- WHAT IS BEING ASKED -
Repeat exactly each line of the data provided below.

* START *

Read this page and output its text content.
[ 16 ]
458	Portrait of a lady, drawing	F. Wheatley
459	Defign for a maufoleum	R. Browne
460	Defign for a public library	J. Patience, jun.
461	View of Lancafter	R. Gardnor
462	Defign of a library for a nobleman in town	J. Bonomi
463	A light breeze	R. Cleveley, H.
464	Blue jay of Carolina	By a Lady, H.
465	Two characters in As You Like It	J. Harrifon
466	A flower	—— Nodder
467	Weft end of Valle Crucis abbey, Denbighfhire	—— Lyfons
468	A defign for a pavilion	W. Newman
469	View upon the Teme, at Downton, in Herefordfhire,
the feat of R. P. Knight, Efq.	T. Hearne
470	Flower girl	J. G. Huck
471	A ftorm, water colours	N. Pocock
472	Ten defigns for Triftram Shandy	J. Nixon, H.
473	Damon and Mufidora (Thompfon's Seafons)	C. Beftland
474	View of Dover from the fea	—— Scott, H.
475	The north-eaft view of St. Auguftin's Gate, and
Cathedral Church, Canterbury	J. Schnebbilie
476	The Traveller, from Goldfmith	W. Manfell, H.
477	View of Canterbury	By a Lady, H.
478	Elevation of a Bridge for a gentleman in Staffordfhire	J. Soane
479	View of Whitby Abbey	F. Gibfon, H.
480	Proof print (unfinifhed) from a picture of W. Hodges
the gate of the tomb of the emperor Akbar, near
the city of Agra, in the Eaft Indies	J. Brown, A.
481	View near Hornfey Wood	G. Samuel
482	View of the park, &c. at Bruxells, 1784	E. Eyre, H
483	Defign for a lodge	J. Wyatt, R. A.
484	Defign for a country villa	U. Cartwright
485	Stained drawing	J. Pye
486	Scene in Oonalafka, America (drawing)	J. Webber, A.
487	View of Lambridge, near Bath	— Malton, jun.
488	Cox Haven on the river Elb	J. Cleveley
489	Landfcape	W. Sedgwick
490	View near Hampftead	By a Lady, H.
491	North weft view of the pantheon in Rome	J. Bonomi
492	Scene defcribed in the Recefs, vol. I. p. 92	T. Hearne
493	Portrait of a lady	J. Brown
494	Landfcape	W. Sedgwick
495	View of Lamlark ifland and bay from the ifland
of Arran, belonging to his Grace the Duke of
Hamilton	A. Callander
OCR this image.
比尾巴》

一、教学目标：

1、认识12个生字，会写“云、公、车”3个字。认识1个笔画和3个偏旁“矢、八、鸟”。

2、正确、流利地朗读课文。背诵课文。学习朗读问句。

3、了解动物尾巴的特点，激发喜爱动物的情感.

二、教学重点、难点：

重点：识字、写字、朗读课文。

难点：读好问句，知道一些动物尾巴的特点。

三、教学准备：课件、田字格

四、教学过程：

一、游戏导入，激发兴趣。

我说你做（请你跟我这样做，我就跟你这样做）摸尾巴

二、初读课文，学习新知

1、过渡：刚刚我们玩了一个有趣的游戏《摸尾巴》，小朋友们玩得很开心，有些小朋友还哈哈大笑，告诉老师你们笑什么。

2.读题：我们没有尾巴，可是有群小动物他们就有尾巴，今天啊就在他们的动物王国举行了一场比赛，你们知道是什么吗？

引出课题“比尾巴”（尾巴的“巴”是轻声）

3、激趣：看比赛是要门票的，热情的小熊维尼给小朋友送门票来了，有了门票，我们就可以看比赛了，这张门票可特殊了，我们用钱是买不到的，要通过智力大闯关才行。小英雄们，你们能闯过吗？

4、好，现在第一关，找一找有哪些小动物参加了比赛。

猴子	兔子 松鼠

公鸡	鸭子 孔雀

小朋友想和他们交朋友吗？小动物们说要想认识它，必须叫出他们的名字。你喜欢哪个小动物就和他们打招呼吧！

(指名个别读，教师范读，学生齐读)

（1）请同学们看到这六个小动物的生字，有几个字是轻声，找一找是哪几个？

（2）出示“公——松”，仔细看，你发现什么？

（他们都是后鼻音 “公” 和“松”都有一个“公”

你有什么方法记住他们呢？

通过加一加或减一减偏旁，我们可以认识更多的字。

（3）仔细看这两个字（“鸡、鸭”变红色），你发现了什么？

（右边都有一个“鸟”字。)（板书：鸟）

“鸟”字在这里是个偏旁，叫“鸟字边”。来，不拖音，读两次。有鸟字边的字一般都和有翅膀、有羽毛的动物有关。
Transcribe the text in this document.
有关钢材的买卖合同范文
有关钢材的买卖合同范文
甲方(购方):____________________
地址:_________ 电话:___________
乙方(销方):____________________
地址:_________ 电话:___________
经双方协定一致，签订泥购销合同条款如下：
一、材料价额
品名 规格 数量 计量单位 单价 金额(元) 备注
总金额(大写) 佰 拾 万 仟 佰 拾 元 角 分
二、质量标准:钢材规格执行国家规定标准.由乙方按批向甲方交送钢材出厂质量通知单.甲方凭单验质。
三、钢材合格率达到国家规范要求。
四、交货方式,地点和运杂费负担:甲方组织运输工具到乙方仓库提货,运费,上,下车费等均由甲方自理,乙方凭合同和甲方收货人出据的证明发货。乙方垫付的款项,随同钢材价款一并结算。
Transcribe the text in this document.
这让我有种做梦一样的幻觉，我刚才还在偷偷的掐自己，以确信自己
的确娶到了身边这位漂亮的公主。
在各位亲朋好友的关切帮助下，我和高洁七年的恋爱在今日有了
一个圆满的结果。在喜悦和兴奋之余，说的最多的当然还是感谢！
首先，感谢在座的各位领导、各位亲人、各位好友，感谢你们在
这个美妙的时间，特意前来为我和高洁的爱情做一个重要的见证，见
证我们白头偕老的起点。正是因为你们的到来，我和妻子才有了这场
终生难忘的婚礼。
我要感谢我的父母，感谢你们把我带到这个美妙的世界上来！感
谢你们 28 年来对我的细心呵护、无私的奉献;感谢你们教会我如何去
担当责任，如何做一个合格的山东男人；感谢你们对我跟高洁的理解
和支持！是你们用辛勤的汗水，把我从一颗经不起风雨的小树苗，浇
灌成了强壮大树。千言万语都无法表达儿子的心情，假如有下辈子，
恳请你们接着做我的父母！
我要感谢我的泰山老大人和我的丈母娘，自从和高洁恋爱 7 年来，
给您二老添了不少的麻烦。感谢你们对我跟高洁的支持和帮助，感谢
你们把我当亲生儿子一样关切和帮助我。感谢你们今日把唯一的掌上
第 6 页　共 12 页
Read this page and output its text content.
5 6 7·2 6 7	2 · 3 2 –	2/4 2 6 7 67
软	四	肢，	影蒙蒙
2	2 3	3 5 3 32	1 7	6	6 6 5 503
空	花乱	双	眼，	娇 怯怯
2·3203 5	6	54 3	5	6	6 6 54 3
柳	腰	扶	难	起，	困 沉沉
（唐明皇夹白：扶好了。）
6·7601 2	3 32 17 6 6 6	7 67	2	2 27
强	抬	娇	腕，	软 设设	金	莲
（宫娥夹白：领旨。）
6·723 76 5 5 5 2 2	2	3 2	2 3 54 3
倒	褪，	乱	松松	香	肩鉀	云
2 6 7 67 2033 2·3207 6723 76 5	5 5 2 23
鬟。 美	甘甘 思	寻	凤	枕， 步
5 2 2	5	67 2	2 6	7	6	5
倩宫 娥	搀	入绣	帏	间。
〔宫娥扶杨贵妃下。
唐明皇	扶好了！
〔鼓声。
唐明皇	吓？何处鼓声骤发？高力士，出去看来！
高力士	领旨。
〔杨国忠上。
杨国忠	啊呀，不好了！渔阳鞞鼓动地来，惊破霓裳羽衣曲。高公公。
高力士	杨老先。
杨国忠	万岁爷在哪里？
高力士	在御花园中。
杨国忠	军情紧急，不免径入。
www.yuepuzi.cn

* END *

- THE OUTPUT -
Read this page and output its text content.
[ 16 ]
458	Portrait of a lady, drawing	F. Wheatley
459	Defign for a maufoleum	R. Browne
460	Defign for a public library	J. Patience, jun.
461	View of Lancafter	R. Gardnor
462	Defign of a library for a nobleman in town	J. Bonomi
463	A light breeze	R. Cleveley, H.
464	Blue jay of Carolina	By a Lady, H.
465	Two characters in As You Like It	J. Harrifon
466	A flower	—— Nodder
467	Weft end of Valle Crucis abbey, Denbighfhire	—— Lyfons
468	A defign for a pavilion	W. Newman
469	View upon the Teme, at Downton, in Herefordfhire,
the feat of R. P. Knight, Efq.	T. Hearne
470	Flower girl	J. G. Huck
471	A ftorm, water colours	N. Pocock
472	Ten defigns for Triftram Shandy	J. Nixon, H.
473	Damon and Mufidora (Thompfon's Seafons)	C. Beftland
474	View of Dover from the fea	—— Scott, H.
475	The north-eaft view of St. Auguftin's Gate, and
Cathedral Church, Canterbury	J. Schnebbilie
476	The Traveller, from Goldfmith	W. Manfell, H.
477	View of Canterbury	By a Lady, H.
478	Elevation of a Bridge for a gentleman in Staffordfhire	J. Soane
479	View of Whitby Abbey	F. Gibfon, H.
480	Proof print (unfinifhed) from a picture of W. Hodges
the gate of the tomb of the emperor Akbar, near
the city of Agra, in the Eaft Indies	J. Brown, A.
481	View near Hornfey Wood	G. Samuel
482	View of the park, &c. at Bruxells, 1784	E. Eyre, H
483	Defign for a lodge	J. Wyatt, R. A.
484	Defign for a country villa	U. Cartwright
485	Stained drawing	J. Pye
486	Scene in Oonalafka, America (drawing)	J. Webber, A.
487	View of Lambridge, near Bath	— Malton, jun.
488	Cox Haven on the river Elb	J. Cleveley
489	Landfcape	W. Sedgwick
490	View near Hampftead	By a Lady, H.
491	North weft view of the pantheon in Rome	J. Bonomi
492	Scene defcribed in the Recefs, vol. I. p. 92	T. Hearne
493	Portrait of a lady	J. Brown
494	Landfcape	W. Sedgwick
495	View of Lamlark ifland and bay from the ifland
of Arran, belonging to his Grace the Duke of
Hamilton	A. Callander
OCR this image.
比尾巴》

一、教学目标：

1、认识12个生字，会写“云、公、车”3个字。认识1个笔画和3个偏旁“矢、八、鸟”。

2、正确、流利地朗读课文。背诵课文。学习朗读问句。

3、了解动物尾巴的特点，激发喜爱动物的情感.

二、教学重点、难点：

重点：识字、写字、朗读课文。

难点：读好问句，知道一些动物尾巴的特点。

三、教学准备：课件、田字格

四、教学过程：

一、游戏导入，激发兴趣。

我说你做（请你跟我这样做，我就跟你这样做）摸尾巴

二、初读课文，学习新知

1、过渡：刚刚我们玩了一个有趣的游戏《摸尾巴》，小朋友们玩得很开心，有些小朋友还哈哈大笑，告诉老师你们笑什么。

2.读题：我们没有尾巴，可是有群小动物他们就有尾巴，今天啊就在他们的动物王国举行了一场比赛，你们知道是什么吗？

引出课题“比尾巴”（尾巴的“巴”是轻声）

3、激趣：看比赛是要门票的，热情的小熊维尼给小朋友送门票来了，有了门票，我们就可以看比赛了，这张门票可特殊了，我们用钱是买不到的，要通过智力大闯关才行。小英雄们，你们能闯过吗？

4、好，现在第一关，找一找有哪些小动物参加了比赛。

猴子	兔子 松鼠

公鸡	鸭子 孔雀

小朋友想和他们交朋友吗？小动物们说要想认识它，必须叫出他们的名字。你喜欢哪个小动物就和他们打招呼吧！

(指名个别读，教师范读，学生齐读)

（1）请同学们看到这六个小动物的生字，有几个字是轻声，找一找是哪几个？

（2）出示“公——松”，仔细看，你发现什么？

（他们都是后鼻音 “公” 和“松”都有一个“公”

你有什么方法记住他们呢？

通过加一加或减一减偏旁，我们可以认识更多的字。

（3）仔细看这两个字（“鸡、鸭”变红色），你发现了什么？

（右边都有一个“鸟”字。)（板书：鸟）

“鸟”字在这里是个偏旁，叫“鸟字边”。来，不拖音，读两次。有鸟字边的字一般都和有翅膀、有羽毛的动物有关。
Transcribe the text in this document.
有关钢材的买卖合同范文
有关钢材的买卖合同范文
甲方(购方):____________________
地址:_________ 电话:___________
乙方(销方):____________________
地址:_________ 电话:___________
经双方协定一致，签订泥购销合同条款如下：
一、材料价额
品名 规格 数量 计量单位 单价 金额(元) 备注
总金额(大写) 佰 拾 万 仟 佰 拾 元 角 分
二、质量标准:钢材规格执行国家规定标准.由乙方按批向甲方交送钢材出厂质量通知单.甲方凭单验质。
三、钢材合格率达到国家规范要求。
四、交货方式,地点和运杂费负担:甲方组织运输工具到乙方仓库提货,运费,上,下车费等均由甲方自理,乙方凭合同和甲方收货人出据的证明发货。乙方垫付的款项,随同钢材价款一并结算。
Transcribe the text in this document.
这让我有种做梦一样的幻觉，我刚才还在偷偷的掐自己，以确信自己
的确娶到了身边这位漂亮的公主。
在各位亲朋好友的关切帮助下，我和高洁七年的恋爱在今日有了
一个圆满的结果。在喜悦和兴奋之余，说的最多的当然还是感谢！
首先，感谢在座的各位领导、各位亲人、各位好友，感谢你们在
这个美妙的时间，特意前来为我和高洁的爱情做一个重要的见证，见
证我们白头偕老的起点。正是因为你们的到来，我和妻子才有了这场
终生难忘的婚礼。
我要感谢我的父母，感谢你们把我带到这个美妙的世界上来！感
谢你们 28 年来对我的细心呵护、无私的奉献;感谢你们教会我如何去
担当责任，如何做一个合格的山东男人；感谢你们对我跟高洁的理解
和支持！是你们用辛勤的汗水，把我从一颗经不起风雨的小树苗，浇
灌成了强壮大树。千言万语都无法表达儿子的心情，假如有下辈子，
恳请你们接着做我的父母！
我要感谢我的泰山老大人和我的丈母娘，自从和高洁恋爱 7 年来，
给您二老添了不少的麻烦。感谢你们对我跟高洁的支持和帮助，感谢
你们把我当亲生儿子一样关切和帮助我。感谢你们今日把唯一的掌上
第 6 页　共 12 页
Read this page and output its text content.
5 6 7·2 6 7	2 · 3 2 –	2/4 2 6 7 67
软	四	肢，	影蒙蒙
2	2 3	3 5 3 32	1 7	6	6 6 5 503
空	花乱	双	眼，	娇 怯怯
2·3203 5	6	54 3	5	6	6 6 54 3
柳	腰	扶	难	起，	困 沉沉
（唐明皇夹白：扶好了。）
6·7601 2	3 32 17 6 6 6	7 67	2	2 27
强	抬	娇	腕，	软 设设	金	莲
（宫娥夹白：领旨。）
6·723 76 5 5 5 2 2	2	3 2	2 3 54 3
倒	褪，	乱	松松	香	肩鉀	云
2 6 7 67 2033 2·3207 6723 76 5	5 5 2 23
鬟。 美	甘甘 思	寻	凤	枕， 步
5 2 2	5	67 2	2 6	7	6	5
倩宫 娥	搀	入绣	帏	间。
〔宫娥扶杨贵妃下。
唐明皇	扶好了！
〔鼓声。
唐明皇	吓？何处鼓声骤发？高力士，出去看来！
高力士	领旨。
〔杨国忠上。
杨国忠	啊呀，不好了！渔阳鞞鼓动地来，惊破霓裳羽衣曲。高公公。
高力士	杨老先。
杨国忠	万岁爷在哪里？
高力士	在御花园中。
杨国忠	军情紧急，不免径入。
www.yuepuzi.cn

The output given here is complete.